### Exercise task 1
Answer these questions using the page on Yoshimi:
(a) Yoshimi is a fork of which project?
(b) Which tool does this writer use for many purposes?
(c) In the writer's experience, what has most commonly caused overdrive?
### Exercise task 2
Please transcribe the page on Yoshimi word for word, starting at "avoid distro burden" and ending at "for Live Synth.".
### Exercise task 3
Render this sentence from the Yoshimi page into Spanish: "Yoshimi is a very special software synthesizer."

### Text shown
※

The Box of No Return: To Wield Yoshimi the Great

Yoshimi is a very special software synthesizer. It is a significant rewrite and variation with new directions, after a fork from the ZynAddSubFX project, which itself is deserving of tremendous congratulation. Both synthesize tone signals on the fly, in highly manipulable fashion. Will Godfrey, Linux musician extraordinaire, has contributed:

A car analogy.

A sample player is a drive along a straight, wide, almost new highway with only 2 other cars in sight, on a lightly overcast summer's day in a Ford Fiesta at around 40 MPH.

Yoshimi is a white-knuckle trip over a Swiss mountain pass in a blizzard, at night, facing donkeys, trucks and bandits, while driving an open-frame kit car doing 90 +

In recent times we've been able to dispose of the donkeys, and the bandits are on the run :)

This is not to be construed as a dun of sampling and sample players. These are very helpful indeed, and quite essential, for delivery of many tones and tone colors, and this writer uses Fluidsynth for many purposes.

But there is tremendous power and flexibility inherent in live signal generation. With power comes the need for care ☺ Without, one may find one's tires meeting gravel and even brick walls, fairly quickly. Here are items which can help.

avoid distro burden

Automatic USB flash drive mounting can eat USB MIDI and audio performance and cause xruns (Jack audio and/or ALSA MIDI hiccups). There are other background things also, and some of them are very hard to find. Excellent results will obtain when your distro makes it easy for you to use only the tools you need. More on this in Choosing a Linux Platform for Live Synth.

prevent and eliminate overdrive

Overdriving can be a real problem. Just like in the world of real wires, preamps, and amplifiers, Yoshimi and other software tools can easily and inadvertently be set up to produce a digital “signal” which will overdrive whatever it is connected to in its little software universe, producing anything from distortion, to xruns -- momentary overload and hesitation of the JACK audio-data-carrying infrastructure -- to broad crashes in the very extreme case.

reverb

The most common cause of overdrive in my experiences, has been reverb. In the digital realm, "reverberation" is not a single algorithmic modification of a single stream of data: it is a most carefully calculated addition and refolding-back of input signals, in deliberate emulation of real echoes. So more and more and more data piles on. If you need a really serious reverberation for your goal, you will have to dedicate a lot of your system power to it: if I wanted to go extreme with reverb I would probably find a way to dedicate a whole MultiJACK soft server to it and redesign/reroute accordingly. On the other hand, it might be better on the whole to just add a guitar-style stomp box outside of the synthesizer altogether, the guitar folks really do have their tools working well these days.

※

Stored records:

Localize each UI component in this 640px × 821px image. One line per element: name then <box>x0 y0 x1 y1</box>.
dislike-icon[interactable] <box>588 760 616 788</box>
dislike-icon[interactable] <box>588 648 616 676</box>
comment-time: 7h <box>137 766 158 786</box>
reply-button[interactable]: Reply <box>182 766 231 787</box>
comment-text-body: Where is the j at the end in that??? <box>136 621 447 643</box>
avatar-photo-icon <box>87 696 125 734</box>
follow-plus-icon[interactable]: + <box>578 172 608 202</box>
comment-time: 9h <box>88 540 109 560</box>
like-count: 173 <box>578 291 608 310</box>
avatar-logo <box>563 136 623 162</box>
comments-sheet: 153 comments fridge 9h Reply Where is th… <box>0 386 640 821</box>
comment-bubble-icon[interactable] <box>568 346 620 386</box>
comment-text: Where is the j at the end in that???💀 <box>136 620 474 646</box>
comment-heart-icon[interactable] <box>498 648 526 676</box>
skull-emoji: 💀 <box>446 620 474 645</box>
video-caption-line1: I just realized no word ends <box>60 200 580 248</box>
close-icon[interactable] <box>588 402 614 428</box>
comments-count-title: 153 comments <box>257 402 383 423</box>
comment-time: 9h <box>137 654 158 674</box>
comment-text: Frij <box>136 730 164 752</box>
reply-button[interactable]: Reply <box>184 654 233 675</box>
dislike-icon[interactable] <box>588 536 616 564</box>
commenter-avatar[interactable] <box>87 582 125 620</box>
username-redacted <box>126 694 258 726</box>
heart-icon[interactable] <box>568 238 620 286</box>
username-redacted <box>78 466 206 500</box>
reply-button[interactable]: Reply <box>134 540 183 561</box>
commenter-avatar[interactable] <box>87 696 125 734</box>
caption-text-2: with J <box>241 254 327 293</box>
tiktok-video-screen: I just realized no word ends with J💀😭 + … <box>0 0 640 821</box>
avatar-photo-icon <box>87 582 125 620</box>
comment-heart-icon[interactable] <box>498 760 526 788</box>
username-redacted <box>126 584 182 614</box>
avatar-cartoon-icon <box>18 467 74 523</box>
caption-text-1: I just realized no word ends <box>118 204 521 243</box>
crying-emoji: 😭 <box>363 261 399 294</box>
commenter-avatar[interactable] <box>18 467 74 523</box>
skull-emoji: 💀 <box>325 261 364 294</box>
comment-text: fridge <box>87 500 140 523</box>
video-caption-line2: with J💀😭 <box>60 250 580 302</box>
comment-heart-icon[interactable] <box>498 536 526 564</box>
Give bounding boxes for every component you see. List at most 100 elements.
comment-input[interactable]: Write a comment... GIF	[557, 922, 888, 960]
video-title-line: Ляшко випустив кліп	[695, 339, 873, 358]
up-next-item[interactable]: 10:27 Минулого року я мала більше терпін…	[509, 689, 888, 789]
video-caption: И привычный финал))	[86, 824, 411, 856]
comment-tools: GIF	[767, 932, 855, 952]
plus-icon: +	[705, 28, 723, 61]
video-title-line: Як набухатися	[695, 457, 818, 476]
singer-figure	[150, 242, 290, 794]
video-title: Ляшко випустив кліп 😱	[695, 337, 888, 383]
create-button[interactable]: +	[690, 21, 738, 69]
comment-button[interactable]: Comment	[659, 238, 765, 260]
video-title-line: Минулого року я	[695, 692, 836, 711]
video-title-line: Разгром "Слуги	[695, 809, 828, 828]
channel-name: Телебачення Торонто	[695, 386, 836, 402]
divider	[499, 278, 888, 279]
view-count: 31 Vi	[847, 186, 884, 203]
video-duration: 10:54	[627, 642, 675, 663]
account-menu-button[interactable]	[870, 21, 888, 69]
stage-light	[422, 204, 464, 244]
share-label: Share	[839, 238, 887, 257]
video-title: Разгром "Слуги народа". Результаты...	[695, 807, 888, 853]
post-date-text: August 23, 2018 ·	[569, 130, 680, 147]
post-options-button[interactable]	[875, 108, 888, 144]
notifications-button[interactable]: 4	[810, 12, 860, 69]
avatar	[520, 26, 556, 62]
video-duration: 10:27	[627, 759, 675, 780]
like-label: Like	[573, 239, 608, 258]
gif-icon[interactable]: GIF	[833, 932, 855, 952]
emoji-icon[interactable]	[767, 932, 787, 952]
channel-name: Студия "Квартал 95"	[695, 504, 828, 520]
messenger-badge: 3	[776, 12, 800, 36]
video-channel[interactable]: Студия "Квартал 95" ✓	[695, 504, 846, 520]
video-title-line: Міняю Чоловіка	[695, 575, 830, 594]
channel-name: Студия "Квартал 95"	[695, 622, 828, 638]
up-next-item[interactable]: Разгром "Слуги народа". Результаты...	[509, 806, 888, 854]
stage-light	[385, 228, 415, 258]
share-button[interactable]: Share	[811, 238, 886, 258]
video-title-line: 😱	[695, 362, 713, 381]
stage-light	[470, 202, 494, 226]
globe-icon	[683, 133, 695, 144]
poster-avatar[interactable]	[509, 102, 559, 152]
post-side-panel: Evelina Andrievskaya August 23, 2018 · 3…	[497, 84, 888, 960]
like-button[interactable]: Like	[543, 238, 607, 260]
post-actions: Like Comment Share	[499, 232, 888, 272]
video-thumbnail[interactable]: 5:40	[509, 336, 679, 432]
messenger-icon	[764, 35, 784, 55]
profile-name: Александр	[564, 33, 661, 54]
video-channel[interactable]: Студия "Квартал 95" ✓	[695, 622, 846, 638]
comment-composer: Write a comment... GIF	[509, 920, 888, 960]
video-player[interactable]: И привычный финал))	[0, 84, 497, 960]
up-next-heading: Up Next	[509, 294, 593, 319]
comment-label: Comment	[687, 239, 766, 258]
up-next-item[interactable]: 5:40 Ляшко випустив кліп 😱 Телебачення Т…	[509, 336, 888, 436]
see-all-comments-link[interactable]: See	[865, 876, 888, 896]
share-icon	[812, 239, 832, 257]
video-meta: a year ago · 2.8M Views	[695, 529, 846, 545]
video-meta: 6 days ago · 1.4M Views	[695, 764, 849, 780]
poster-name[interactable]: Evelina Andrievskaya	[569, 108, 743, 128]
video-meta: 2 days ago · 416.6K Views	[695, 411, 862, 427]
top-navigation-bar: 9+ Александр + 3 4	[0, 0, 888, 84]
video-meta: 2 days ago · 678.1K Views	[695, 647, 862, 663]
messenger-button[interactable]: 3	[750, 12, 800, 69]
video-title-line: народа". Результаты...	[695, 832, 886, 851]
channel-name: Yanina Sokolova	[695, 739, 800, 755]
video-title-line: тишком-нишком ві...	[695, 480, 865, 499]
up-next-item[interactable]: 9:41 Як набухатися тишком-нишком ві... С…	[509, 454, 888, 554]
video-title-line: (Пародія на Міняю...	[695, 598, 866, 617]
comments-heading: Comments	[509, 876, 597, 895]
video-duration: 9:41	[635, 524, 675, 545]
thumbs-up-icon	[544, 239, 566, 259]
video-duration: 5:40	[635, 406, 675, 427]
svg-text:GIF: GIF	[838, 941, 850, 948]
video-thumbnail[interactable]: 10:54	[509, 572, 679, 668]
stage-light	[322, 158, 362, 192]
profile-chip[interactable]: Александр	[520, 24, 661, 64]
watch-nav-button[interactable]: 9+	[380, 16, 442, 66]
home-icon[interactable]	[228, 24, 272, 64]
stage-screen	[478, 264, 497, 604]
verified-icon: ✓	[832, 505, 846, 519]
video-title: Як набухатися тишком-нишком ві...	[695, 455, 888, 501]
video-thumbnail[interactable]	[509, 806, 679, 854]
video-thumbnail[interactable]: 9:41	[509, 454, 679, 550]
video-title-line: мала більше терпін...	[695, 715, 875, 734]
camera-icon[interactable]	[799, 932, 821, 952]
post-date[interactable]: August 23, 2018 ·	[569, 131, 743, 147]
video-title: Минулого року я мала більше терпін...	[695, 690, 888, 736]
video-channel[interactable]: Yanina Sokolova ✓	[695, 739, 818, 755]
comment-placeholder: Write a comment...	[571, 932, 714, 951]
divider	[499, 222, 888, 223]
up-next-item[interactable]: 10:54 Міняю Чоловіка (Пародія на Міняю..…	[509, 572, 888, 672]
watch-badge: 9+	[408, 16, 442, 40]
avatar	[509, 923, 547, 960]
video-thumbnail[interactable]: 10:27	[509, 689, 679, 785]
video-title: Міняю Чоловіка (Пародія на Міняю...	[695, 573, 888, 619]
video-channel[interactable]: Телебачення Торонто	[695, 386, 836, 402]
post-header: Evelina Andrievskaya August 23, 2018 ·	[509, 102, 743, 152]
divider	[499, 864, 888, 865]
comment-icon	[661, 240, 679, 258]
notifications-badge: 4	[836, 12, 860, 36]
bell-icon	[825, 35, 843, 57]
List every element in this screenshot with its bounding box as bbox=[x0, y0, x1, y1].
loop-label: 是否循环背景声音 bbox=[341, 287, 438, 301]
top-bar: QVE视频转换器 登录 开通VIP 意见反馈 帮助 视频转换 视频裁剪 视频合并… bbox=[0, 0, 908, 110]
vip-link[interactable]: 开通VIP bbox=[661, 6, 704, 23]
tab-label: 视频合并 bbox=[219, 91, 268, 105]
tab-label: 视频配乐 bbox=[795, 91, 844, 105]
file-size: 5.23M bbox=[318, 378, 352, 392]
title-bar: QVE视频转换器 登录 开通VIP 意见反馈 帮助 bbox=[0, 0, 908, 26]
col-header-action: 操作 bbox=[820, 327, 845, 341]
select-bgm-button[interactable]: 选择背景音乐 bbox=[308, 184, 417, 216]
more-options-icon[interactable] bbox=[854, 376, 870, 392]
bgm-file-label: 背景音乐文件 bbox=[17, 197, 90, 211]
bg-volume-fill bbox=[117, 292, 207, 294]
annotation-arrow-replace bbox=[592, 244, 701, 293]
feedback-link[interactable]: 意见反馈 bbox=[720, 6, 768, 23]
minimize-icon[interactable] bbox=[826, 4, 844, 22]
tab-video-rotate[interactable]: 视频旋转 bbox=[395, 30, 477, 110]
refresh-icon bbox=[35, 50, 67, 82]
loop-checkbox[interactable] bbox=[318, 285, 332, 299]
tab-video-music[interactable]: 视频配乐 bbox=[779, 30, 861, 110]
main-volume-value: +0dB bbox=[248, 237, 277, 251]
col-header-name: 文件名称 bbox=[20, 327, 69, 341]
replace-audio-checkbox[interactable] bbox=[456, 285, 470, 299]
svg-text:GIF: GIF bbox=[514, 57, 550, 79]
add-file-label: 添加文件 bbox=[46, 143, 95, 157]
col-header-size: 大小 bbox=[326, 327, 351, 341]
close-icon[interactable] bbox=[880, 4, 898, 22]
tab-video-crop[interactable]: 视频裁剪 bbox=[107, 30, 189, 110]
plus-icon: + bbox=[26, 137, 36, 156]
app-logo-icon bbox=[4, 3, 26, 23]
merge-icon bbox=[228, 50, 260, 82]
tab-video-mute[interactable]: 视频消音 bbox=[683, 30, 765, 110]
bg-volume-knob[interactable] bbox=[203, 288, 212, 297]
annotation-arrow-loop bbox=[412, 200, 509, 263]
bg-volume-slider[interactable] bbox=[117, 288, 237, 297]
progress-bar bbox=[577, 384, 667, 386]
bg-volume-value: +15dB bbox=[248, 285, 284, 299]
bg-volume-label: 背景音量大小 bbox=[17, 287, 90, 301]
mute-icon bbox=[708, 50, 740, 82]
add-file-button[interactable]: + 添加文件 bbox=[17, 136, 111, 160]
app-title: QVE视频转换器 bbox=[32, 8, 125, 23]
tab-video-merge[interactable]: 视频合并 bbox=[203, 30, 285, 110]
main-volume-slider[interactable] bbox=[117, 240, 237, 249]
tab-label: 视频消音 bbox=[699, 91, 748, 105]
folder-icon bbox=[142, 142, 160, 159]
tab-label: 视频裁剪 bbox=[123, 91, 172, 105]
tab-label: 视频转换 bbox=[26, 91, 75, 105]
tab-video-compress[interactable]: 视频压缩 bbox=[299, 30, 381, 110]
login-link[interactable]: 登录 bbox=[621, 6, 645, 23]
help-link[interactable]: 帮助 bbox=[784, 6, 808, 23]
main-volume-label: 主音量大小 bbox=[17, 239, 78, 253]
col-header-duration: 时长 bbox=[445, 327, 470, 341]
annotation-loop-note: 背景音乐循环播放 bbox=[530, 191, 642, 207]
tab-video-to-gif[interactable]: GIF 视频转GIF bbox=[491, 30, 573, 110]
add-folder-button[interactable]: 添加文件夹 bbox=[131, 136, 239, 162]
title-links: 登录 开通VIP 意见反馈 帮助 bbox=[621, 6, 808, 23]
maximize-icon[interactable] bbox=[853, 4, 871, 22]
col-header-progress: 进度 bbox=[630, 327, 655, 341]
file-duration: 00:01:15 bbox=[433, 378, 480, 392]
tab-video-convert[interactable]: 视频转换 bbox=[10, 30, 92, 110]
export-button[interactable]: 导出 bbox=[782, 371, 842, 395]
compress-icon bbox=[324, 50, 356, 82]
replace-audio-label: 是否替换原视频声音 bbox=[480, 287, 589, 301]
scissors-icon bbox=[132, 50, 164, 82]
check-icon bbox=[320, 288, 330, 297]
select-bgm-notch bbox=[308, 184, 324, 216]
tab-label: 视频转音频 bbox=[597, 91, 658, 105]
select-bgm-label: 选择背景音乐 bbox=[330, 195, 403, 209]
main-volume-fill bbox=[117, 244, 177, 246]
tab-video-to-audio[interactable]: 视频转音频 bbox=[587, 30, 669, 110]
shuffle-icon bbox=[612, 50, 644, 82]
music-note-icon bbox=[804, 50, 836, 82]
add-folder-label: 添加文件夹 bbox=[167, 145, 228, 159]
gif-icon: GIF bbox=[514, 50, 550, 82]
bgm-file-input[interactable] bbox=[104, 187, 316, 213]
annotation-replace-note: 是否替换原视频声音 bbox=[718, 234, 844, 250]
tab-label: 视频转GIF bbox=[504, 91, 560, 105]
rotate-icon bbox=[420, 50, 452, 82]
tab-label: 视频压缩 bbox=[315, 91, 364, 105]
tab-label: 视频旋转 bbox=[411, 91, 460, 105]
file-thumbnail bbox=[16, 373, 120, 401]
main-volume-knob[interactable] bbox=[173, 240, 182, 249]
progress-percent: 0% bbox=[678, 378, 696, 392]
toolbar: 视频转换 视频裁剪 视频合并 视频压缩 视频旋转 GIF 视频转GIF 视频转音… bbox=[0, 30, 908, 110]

※

### Solution 1
(a) ZynAddSubFX
(b) Fluidsynth
(c) Reverb

### Solution 2
avoid distro burden

Automatic USB flash drive mounting can eat USB MIDI and audio performance and cause xruns (Jack audio and/or ALSA MIDI hiccups). There are other background things also, and some of them are very hard to find. Excellent results will obtain when your distro makes it easy for you to use only the tools you need. More on this in Choosing a Linux Platform for Live Synth.

### Solution 3
Yoshimi es un sintetizador por software muy especial.